## Penggalan Teks
Guna menciptakan keharmonisan hidup, setidaknya ada dua tawaran dan upaya yang dilakukan yakni pertama. Upaya konstitusional dan politik, seperti penetapan undang-undang dan peraturan pemerintah mengenai penataan pluralitas itu. Lahirnya Peraturan Bersama Menteri Agama dan Menteri Dalam Negeri No.9 dan No.8 Tahun 2006 yang mengatur tugas Pemerintah dalam pembinaan kerukunan hidup umat beragama berbasis kesadaran masyrakat dan pembentukan Forum Kerukunan Umat Beragama (FKUB) di tingkat provinsi dan kabupaten/kota dapat dikatagorikan sebagai upaya konstitusional dan politik. Kedua, membangun ketulusan pluralitas melalui penumbuhan kesadaran kalimatun sawa’ di aras esoterik agama-agama secara tulus.
Memahami dan menyikapi kehidupan multikultural secara tulus amat penting bagi terciptanya dan kelangsungan kehidupan sosial yang harmonis. Sebab mencurangi dalam menyikapi hidup yang plural dibuktikan sejarah dapat menghambat harmonitas sosial. Masyarakat Madinah yang dipimpin nabi Muhammad, demikian Marshal G.S. Hudgson[1] sebagaimana dikutip Sahrin Harahap, mengalami disintegrasi pada bagian akhir kebersamaan itu karena sebagian komponen masyarakat berlaku curang terhadap konsep piagam Madinah.
Di aras ini, kita tidak bersepakat untuk terus membiarkan kekerasan demi kekerasan terus terjadi. Lawan kekerasan dengan nir-kekerasan kata Mahatma Gandhi. Bagaimana mewujudkannya? Jika ada kemauan nir-kekerasan bisa diwujudkan di Indonesia di saat tindakan kekerasan semakin membudaya. Salah satu medium yang tepat untuk menciptakan dan membudayakan nir-kekerasan dalam kehidupan sosial yakni medium pendidikan.
 Terlepas dari bagaimana gambaran kita tentang dunia dan sistem pendidikan di Indonesia, namun yang pasti bahwa medium pendidikan masih dapat diharapkan untuk melahirkan manusia-manusia yang jujur, berbudi, berahlak mulia, cerdas, berkarakter dan mempunyai hati. Jujur menjadi salah satu pilar penting Islam dan pilar pendidikan karakter yang sedang disosialisasikan pemerintah Indonesia, di samping tiga pilar pendidikan karakter lainnya yakni cerdas, tangguh dan peduli.

## Tugas yang Diberikan A
Ringkas paragraf dalam teks tentang kerukunan umat beragama yang diawali "Guna menciptakan keharmonisan hidup" menjadi daftar poin yang memuat fakta-fakta utamanya.
Data ini tidak ada hubungannya dengan teks tentang kerukunan umat beragama di atas.

## Kumpulan Data
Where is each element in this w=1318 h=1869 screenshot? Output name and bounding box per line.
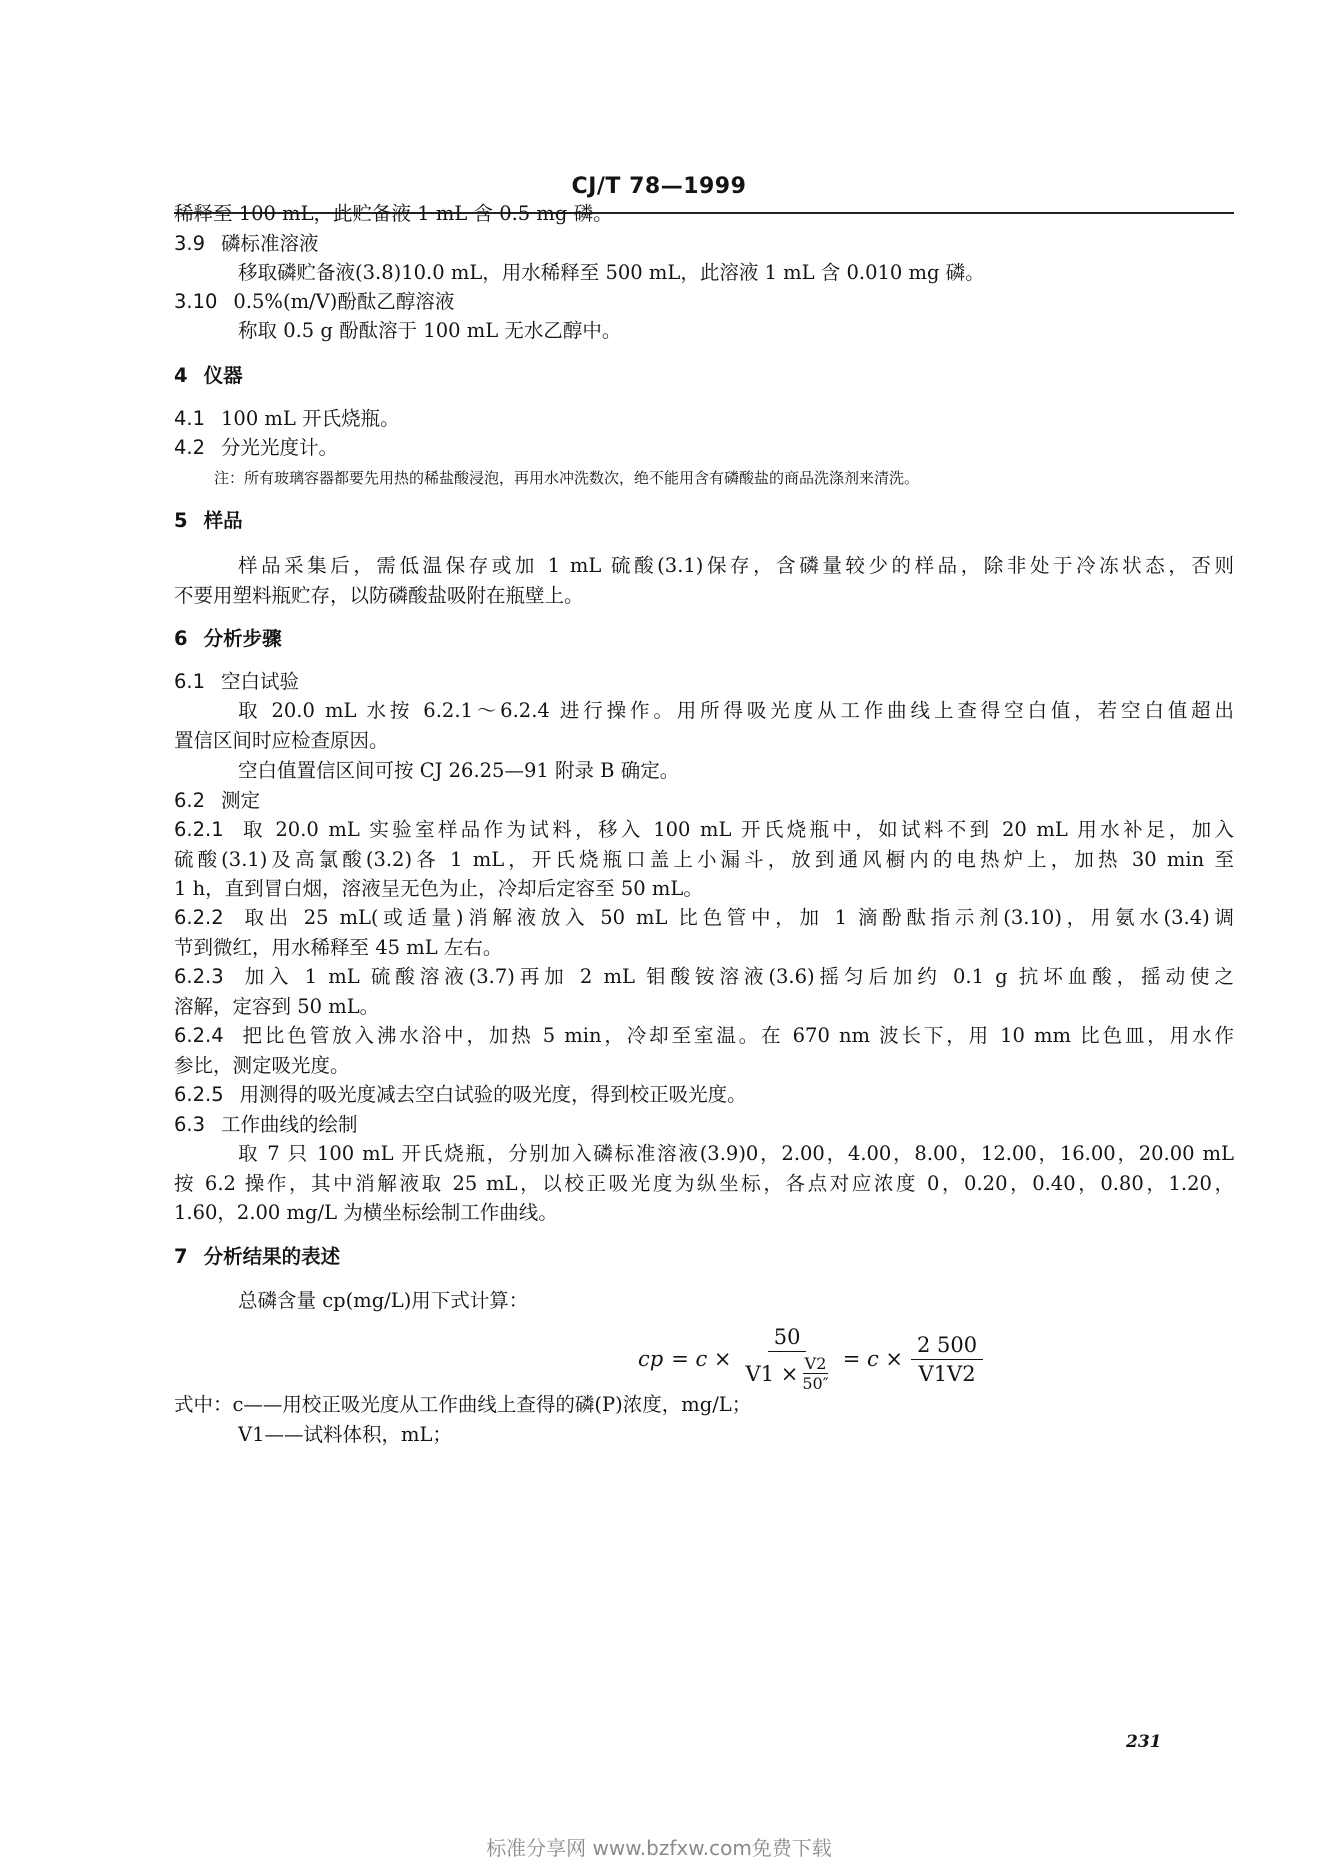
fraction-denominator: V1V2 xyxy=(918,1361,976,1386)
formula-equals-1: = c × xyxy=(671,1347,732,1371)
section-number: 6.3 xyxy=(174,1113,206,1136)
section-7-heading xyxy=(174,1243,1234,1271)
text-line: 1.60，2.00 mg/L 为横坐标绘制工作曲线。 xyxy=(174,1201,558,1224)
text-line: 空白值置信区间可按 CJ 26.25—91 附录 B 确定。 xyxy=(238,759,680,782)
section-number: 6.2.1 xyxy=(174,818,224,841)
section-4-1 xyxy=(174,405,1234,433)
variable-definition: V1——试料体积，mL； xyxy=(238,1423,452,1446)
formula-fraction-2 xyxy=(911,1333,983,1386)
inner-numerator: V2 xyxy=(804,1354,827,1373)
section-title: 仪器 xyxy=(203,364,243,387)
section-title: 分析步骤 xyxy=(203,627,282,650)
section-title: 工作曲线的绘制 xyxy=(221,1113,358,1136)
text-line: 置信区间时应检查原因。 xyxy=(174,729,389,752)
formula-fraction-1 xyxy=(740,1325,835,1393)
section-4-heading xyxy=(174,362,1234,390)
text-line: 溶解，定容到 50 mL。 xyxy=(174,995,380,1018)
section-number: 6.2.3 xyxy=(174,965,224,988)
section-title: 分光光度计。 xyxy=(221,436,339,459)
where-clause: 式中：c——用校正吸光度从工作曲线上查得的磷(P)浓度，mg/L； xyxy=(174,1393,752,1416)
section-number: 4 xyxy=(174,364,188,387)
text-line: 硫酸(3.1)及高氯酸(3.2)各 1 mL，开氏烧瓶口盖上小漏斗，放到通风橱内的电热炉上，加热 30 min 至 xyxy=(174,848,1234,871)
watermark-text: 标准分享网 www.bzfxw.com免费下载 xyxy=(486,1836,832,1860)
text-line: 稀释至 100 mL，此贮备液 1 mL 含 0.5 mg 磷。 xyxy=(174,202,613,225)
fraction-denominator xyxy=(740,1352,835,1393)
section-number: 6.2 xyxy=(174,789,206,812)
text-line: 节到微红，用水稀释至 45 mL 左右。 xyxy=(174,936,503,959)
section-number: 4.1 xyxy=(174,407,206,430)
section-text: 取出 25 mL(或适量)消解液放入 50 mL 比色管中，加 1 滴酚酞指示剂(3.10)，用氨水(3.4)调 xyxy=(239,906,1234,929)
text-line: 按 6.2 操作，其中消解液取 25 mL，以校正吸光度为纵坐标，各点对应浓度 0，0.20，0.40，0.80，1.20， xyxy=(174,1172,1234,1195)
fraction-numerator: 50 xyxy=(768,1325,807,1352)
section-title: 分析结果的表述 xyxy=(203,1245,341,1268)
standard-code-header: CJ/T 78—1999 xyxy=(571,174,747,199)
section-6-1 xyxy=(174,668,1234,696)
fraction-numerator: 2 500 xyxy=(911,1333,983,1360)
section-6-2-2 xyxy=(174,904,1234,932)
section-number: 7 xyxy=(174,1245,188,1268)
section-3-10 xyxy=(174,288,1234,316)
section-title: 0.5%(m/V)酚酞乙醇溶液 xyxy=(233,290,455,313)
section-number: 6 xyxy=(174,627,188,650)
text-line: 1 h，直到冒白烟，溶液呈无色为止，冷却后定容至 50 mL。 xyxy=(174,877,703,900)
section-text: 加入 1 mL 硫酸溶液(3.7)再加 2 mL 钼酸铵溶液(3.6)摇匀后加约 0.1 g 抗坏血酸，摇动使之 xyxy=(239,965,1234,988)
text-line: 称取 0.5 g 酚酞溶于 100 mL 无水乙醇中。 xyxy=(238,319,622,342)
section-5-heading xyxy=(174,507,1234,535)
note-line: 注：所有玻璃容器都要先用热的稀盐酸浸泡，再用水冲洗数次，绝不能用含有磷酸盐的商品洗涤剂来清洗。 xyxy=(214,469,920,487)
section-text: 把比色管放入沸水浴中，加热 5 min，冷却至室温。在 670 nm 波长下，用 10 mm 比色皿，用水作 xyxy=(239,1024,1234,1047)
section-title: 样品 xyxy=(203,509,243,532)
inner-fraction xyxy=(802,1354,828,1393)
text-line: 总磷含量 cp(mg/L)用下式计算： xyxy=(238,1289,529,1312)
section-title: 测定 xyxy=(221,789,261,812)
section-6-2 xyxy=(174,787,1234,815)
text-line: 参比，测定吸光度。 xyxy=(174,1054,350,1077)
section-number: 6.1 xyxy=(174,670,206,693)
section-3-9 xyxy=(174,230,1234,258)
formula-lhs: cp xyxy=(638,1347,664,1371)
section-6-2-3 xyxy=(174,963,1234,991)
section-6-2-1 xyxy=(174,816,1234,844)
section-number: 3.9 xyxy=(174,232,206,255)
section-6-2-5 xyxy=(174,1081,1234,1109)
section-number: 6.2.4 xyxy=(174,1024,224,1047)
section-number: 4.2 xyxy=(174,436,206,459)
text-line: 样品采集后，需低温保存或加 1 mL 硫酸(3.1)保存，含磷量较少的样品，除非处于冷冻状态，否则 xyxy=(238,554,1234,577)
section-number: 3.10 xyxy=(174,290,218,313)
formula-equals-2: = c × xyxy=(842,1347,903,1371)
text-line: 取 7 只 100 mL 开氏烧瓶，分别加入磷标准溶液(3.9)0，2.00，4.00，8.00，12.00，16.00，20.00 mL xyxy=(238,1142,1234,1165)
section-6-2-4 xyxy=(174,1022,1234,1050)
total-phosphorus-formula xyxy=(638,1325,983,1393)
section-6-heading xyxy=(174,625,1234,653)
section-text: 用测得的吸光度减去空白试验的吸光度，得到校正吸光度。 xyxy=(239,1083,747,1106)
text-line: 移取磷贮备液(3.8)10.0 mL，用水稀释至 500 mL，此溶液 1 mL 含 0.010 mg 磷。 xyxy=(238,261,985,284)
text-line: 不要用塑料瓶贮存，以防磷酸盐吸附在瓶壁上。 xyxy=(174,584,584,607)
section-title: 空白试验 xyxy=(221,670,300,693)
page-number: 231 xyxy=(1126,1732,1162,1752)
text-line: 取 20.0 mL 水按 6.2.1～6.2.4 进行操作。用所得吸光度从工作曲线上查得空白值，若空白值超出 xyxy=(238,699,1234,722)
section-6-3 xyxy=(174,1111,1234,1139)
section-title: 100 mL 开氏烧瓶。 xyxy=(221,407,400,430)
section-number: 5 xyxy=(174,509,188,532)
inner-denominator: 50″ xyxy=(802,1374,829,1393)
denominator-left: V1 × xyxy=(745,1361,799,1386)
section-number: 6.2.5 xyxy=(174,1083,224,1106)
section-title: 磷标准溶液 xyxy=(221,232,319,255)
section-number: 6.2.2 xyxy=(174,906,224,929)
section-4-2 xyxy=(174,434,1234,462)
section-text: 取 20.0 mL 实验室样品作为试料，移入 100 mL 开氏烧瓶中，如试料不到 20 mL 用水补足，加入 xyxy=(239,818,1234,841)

...

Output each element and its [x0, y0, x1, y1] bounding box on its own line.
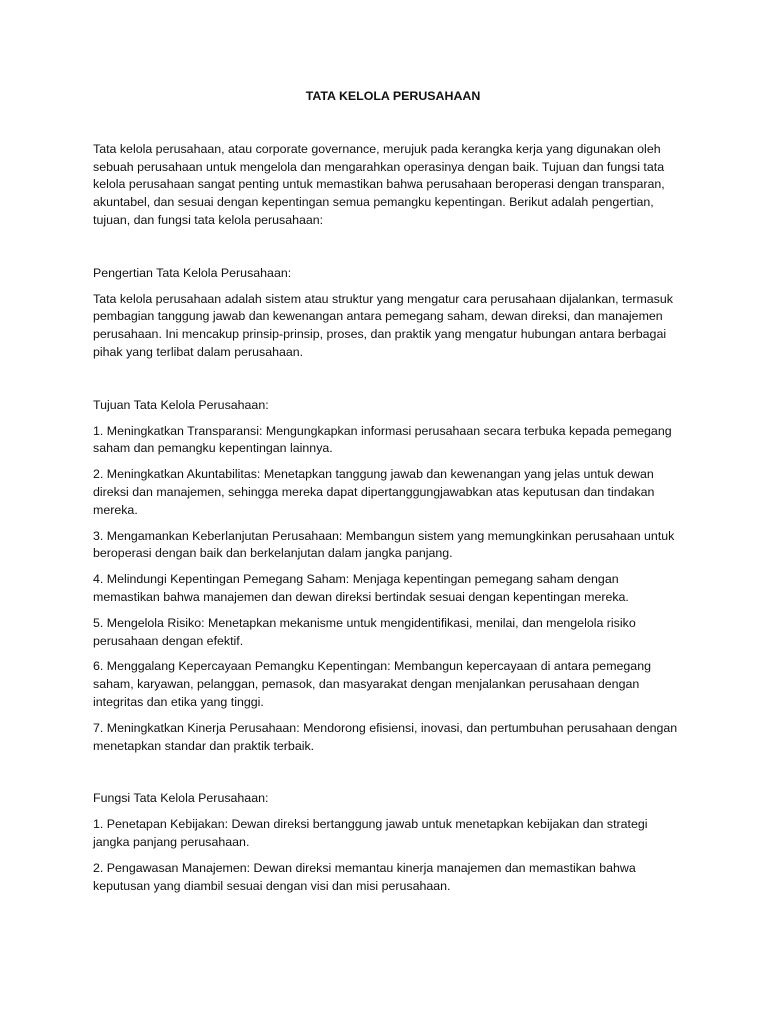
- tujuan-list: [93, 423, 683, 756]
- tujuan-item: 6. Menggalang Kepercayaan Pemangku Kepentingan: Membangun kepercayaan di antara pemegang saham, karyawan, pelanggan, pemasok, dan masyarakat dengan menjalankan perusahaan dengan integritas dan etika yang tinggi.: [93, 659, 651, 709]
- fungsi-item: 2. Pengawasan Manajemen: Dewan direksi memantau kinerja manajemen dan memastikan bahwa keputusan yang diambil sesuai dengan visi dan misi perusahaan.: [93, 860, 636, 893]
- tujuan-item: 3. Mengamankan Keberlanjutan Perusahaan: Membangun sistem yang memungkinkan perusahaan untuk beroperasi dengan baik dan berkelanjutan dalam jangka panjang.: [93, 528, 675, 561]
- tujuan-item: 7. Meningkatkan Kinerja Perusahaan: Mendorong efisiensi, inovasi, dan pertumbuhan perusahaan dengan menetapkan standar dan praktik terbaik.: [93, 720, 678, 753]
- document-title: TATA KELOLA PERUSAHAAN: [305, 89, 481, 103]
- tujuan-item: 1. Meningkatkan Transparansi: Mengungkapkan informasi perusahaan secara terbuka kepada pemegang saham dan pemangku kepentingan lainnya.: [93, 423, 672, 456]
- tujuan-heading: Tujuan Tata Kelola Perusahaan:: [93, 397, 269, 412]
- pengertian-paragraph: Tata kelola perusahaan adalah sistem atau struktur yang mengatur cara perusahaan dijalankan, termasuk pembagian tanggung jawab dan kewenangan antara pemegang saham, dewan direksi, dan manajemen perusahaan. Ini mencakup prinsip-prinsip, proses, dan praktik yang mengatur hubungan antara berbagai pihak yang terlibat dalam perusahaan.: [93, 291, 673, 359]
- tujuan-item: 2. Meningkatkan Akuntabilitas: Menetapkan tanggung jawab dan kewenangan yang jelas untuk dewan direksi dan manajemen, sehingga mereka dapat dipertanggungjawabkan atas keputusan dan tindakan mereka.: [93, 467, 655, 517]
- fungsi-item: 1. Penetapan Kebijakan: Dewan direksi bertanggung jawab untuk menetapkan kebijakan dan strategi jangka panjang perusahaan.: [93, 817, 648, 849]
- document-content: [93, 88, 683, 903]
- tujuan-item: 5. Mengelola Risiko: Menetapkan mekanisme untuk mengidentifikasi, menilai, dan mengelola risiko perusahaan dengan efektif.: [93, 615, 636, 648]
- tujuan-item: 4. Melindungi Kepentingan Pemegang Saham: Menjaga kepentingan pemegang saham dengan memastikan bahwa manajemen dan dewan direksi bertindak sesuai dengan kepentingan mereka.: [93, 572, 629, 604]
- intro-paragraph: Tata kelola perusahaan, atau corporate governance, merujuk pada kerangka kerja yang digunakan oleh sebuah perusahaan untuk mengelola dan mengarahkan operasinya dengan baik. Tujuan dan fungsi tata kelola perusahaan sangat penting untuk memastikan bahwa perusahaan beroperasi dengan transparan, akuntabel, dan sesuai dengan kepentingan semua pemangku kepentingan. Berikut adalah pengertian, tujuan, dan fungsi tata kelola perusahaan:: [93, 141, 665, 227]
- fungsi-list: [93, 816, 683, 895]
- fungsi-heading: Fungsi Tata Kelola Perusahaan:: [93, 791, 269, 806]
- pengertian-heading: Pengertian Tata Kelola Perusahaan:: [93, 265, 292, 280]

## Tugas yang Diberikan B
Salin baris-baris dalam data, mulai dari baris yang memuat "fraction-denominator: V1V2 xyxy=(918,1361,976,1386)" sampai dengan baris yang memuat "text-line: 按 6.2", termasuk kedua baris tersebut.

## Jawaban Tugas A
- Ada dua upaya untuk menciptakan keharmonisan hidup.
- Pertama, upaya konstitusional dan politik, seperti penetapan undang-undang dan peraturan pemerintah tentang penataan pluralitas.
- Contoh upaya pertama adalah Peraturan Bersama Menteri Agama dan Menteri Dalam Negeri No.9 dan No.8 Tahun 2006. Peraturan ini mengatur tugas pemerintah membina kerukunan hidup umat beragama berbasis kesadaran masyarakat. Peraturan ini juga mengatur pembentukan FKUB di tingkat provinsi dan kabupaten/kota.
- Kedua, membangun ketulusan pluralitas dengan menumbuhkan kesadaran kalimatun sawa’ secara tulus di aras esoterik agama-agama.

## Jawaban Tugas B
fraction-denominator: V1V2 xyxy=(918,1361,976,1386)
formula-equals-1: = c × xyxy=(671,1347,732,1371)
section-number: 6.3 xyxy=(174,1113,206,1136)
section-7-heading xyxy=(174,1243,1234,1271)
text-line: 1.60，2.00 mg/L 为横坐标绘制工作曲线。 xyxy=(174,1201,558,1224)
text-line: 空白值置信区间可按 CJ 26.25—91 附录 B 确定。 xyxy=(238,759,680,782)
section-number: 6.2.1 xyxy=(174,818,224,841)
section-4-1 xyxy=(174,405,1234,433)
variable-definition: V1——试料体积，mL； xyxy=(238,1423,452,1446)
formula-fraction-2 xyxy=(911,1333,983,1386)
inner-numerator: V2 xyxy=(804,1354,827,1373)
section-title: 仪器 xyxy=(203,364,243,387)
section-title: 分析步骤 xyxy=(203,627,282,650)
section-title: 工作曲线的绘制 xyxy=(221,1113,358,1136)
text-line: 置信区间时应检查原因。 xyxy=(174,729,389,752)
formula-fraction-1 xyxy=(740,1325,835,1393)
section-4-heading xyxy=(174,362,1234,390)
text-line: 溶解，定容到 50 mL。 xyxy=(174,995,380,1018)
section-number: 6.2.3 xyxy=(174,965,224,988)
section-title: 分光光度计。 xyxy=(221,436,339,459)
where-clause: 式中：c——用校正吸光度从工作曲线上查得的磷(P)浓度，mg/L； xyxy=(174,1393,752,1416)
section-number: 4 xyxy=(174,364,188,387)
text-line: 硫酸(3.1)及高氯酸(3.2)各 1 mL，开氏烧瓶口盖上小漏斗，放到通风橱内的电热炉上，加热 30 min 至 xyxy=(174,848,1234,871)
watermark-text: 标准分享网 www.bzfxw.com免费下载 xyxy=(486,1836,832,1860)
text-line: 稀释至 100 mL，此贮备液 1 mL 含 0.5 mg 磷。 xyxy=(174,202,613,225)
fraction-denominator xyxy=(740,1352,835,1393)
section-number: 6.2 xyxy=(174,789,206,812)
text-line: 节到微红，用水稀释至 45 mL 左右。 xyxy=(174,936,503,959)
section-number: 4.1 xyxy=(174,407,206,430)
section-text: 取出 25 mL(或适量)消解液放入 50 mL 比色管中，加 1 滴酚酞指示剂(3.10)，用氨水(3.4)调 xyxy=(239,906,1234,929)
text-line: 按 6.2 操作，其中消解液取 25 mL，以校正吸光度为纵坐标，各点对应浓度 0，0.20，0.40，0.80，1.20， xyxy=(174,1172,1234,1195)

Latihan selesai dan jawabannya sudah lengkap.